What is asked >> In the records that follow, show each line where the word "retos" is present.
##### Material shown #####
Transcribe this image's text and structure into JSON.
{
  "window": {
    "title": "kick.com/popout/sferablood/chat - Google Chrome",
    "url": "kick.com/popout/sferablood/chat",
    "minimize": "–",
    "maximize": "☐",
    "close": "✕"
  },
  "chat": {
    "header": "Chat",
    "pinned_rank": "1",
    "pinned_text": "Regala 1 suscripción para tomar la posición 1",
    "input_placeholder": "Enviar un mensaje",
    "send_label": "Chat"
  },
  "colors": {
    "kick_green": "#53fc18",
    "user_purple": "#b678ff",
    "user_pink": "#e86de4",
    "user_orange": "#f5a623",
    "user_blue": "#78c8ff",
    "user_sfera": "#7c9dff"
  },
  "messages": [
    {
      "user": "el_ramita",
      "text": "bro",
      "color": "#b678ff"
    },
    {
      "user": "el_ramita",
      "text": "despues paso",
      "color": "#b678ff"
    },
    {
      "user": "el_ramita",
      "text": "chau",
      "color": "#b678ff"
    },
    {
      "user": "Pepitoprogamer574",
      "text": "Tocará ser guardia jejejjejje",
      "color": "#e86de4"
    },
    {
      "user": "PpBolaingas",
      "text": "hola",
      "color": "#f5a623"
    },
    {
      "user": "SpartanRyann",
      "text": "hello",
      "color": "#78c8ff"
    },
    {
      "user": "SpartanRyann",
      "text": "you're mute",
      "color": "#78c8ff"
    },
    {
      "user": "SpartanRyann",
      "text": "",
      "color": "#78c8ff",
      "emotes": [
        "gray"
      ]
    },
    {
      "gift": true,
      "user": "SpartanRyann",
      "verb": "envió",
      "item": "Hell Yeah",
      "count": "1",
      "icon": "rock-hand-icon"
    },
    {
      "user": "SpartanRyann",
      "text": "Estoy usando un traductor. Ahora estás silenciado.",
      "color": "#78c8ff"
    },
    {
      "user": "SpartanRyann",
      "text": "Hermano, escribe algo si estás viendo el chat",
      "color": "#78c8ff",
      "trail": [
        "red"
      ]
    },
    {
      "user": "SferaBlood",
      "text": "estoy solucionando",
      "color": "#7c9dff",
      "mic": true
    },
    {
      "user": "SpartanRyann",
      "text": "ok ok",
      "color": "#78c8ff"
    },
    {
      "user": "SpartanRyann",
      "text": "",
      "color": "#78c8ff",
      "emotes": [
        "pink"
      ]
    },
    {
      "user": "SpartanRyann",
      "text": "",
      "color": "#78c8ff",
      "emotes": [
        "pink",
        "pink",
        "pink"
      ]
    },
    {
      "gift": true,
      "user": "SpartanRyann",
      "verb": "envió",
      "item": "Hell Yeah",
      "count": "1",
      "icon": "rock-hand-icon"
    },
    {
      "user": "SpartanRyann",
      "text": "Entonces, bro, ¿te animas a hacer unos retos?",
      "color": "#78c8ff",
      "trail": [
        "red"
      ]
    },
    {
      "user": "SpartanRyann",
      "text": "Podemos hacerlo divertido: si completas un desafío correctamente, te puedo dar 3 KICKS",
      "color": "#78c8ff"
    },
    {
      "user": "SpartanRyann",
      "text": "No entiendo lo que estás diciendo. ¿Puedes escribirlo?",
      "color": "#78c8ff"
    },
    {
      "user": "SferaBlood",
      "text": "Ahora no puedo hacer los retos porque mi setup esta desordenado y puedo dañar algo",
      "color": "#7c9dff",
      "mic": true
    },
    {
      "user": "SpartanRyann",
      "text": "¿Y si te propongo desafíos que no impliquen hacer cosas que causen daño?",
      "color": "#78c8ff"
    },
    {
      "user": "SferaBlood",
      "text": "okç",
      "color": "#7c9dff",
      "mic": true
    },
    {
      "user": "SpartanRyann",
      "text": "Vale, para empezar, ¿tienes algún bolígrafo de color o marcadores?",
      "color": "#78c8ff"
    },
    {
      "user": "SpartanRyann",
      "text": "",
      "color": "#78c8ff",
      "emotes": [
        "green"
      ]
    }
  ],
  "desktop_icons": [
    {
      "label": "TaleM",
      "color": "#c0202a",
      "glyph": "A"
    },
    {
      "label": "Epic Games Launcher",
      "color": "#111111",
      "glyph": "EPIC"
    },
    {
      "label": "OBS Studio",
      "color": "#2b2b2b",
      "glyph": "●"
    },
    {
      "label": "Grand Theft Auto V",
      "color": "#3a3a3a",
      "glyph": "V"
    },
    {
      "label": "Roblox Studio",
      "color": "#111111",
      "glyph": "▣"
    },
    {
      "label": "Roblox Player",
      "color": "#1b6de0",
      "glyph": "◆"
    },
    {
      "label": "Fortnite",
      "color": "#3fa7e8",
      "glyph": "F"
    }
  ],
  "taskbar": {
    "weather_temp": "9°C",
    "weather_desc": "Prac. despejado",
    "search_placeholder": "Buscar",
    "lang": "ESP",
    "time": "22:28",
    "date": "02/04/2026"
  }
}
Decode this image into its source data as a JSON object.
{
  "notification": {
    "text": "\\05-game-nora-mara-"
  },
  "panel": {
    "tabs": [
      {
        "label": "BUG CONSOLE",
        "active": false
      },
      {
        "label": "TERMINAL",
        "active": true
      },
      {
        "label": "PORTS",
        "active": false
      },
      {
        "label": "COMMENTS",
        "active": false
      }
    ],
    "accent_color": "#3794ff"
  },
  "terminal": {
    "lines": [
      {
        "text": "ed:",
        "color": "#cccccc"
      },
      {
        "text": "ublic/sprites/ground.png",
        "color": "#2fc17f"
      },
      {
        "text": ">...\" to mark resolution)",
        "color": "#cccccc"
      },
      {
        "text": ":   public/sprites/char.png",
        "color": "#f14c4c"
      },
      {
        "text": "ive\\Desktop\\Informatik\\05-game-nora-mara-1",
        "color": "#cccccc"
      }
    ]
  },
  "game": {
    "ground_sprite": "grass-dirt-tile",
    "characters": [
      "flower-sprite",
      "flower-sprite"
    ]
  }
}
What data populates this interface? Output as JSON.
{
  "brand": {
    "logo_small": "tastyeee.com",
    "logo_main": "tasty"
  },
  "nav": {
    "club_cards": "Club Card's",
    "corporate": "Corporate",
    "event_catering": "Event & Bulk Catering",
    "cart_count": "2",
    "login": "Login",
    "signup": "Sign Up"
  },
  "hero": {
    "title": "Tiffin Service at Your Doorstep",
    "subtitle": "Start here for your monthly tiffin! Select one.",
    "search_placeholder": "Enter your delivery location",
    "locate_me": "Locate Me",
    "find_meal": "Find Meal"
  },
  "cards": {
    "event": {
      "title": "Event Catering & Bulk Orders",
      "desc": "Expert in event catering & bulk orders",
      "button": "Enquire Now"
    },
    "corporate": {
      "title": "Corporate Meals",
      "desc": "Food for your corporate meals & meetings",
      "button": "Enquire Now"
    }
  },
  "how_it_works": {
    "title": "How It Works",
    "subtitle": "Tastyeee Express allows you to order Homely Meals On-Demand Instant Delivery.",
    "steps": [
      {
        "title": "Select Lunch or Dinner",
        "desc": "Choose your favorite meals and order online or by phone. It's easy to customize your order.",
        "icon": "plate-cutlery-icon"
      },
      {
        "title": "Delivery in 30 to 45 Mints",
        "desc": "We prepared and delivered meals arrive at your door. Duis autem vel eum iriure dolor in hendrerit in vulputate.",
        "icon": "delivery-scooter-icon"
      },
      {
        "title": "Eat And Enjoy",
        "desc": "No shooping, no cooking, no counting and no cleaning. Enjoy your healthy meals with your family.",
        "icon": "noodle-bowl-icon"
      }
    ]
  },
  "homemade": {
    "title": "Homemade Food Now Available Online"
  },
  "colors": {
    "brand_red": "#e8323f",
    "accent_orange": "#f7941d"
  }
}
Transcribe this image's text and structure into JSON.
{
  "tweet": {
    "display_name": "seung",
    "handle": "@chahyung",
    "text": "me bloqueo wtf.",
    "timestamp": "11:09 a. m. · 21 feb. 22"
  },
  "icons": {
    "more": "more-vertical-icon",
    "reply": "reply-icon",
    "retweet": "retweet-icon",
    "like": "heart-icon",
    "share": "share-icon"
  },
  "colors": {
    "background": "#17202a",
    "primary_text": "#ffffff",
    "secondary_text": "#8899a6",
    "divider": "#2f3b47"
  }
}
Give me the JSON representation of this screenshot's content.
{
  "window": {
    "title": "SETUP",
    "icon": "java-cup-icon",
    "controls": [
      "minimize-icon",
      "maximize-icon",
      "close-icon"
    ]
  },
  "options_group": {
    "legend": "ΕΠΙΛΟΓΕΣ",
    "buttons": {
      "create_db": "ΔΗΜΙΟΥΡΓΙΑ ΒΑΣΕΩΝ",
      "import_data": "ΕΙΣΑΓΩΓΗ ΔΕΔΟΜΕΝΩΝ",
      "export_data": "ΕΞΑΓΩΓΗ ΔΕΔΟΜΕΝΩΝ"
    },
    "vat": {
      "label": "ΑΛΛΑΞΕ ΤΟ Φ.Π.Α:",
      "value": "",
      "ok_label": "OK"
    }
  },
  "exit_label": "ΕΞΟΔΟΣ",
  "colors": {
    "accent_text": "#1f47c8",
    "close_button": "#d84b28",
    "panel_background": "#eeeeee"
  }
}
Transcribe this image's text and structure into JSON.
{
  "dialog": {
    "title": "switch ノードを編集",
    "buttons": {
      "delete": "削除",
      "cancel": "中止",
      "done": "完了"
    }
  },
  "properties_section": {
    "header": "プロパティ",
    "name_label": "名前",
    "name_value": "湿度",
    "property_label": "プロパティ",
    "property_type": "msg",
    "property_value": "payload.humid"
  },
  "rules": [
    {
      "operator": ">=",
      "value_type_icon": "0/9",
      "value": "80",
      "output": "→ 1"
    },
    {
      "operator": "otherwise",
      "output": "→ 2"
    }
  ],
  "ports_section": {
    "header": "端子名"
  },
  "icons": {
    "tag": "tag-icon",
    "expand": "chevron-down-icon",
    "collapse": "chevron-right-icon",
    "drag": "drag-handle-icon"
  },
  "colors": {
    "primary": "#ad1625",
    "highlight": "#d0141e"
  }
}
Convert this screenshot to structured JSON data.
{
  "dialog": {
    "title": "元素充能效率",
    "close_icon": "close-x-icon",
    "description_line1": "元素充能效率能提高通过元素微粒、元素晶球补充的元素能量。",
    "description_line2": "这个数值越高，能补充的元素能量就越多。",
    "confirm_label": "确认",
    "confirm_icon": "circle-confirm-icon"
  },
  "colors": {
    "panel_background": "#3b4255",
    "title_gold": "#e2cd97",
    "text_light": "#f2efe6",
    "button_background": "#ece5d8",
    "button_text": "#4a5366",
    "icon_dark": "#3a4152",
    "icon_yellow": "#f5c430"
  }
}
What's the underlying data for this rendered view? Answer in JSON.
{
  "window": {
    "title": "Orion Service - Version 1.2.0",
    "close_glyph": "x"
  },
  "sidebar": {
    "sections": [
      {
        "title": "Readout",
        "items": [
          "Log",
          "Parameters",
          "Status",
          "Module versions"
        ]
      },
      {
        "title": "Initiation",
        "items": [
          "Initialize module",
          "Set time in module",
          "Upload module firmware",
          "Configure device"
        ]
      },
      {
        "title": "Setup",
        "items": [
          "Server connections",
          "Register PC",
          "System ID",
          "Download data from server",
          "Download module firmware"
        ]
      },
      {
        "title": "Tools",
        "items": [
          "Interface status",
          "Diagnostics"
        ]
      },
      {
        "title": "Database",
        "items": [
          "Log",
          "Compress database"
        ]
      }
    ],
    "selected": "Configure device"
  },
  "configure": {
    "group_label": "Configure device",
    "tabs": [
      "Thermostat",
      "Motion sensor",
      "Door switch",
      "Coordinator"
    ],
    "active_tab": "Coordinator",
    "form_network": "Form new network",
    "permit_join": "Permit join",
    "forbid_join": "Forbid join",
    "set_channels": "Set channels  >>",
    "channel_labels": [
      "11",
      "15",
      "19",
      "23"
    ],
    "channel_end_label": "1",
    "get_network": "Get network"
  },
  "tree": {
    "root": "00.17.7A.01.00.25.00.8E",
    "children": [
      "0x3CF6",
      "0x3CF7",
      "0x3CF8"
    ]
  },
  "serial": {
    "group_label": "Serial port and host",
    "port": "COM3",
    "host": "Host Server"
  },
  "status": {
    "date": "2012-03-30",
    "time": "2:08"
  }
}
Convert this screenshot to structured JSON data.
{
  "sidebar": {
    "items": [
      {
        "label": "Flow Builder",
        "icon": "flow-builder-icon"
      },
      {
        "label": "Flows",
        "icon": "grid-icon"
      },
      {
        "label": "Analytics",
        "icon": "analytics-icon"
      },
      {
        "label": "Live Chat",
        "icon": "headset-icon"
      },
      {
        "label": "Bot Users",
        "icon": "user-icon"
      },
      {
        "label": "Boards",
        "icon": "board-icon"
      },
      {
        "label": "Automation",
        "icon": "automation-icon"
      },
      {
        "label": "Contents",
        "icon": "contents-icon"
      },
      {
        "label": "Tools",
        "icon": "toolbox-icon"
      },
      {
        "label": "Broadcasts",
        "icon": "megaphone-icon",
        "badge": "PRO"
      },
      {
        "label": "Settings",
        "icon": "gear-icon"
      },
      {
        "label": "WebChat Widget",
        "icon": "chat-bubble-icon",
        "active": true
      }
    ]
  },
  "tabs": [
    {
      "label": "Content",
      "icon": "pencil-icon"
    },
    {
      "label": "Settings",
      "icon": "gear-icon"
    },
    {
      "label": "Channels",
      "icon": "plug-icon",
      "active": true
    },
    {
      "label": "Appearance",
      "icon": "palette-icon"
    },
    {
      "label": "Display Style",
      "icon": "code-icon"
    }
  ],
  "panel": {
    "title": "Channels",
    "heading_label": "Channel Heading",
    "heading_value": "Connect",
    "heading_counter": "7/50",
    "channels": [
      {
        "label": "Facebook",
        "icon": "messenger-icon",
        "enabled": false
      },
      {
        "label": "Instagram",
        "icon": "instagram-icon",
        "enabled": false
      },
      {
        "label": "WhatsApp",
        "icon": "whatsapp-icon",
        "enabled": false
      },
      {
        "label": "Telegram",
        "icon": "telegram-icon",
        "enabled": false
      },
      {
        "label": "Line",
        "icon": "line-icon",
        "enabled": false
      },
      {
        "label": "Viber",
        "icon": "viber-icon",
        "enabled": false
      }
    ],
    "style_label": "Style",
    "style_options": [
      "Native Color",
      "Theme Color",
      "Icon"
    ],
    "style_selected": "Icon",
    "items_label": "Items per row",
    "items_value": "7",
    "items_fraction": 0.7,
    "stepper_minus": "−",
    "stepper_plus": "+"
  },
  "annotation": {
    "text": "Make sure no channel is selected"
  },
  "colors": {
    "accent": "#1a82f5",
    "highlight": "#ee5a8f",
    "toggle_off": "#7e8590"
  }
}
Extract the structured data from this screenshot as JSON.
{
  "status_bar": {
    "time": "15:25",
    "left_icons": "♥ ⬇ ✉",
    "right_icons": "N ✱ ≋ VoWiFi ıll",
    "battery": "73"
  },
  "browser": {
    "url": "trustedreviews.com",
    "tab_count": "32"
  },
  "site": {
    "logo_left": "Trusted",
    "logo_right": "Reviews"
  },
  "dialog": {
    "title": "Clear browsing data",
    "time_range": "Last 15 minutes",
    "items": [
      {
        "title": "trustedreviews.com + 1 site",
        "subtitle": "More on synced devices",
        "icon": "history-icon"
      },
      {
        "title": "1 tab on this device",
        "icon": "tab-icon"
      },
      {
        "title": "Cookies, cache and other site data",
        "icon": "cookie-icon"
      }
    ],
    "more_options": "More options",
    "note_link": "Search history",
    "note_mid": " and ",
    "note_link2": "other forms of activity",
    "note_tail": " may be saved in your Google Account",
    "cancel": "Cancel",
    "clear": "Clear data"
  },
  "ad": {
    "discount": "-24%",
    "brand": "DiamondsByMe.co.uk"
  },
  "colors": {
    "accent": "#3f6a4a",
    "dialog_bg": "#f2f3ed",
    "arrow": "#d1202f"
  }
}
#####
Completed exercise >>
      "text": "Entonces, bro, ¿te animas a hacer unos retos?",
      "text": "Ahora no puedo hacer los retos porque mi setup esta desordenado y puedo dañar algo",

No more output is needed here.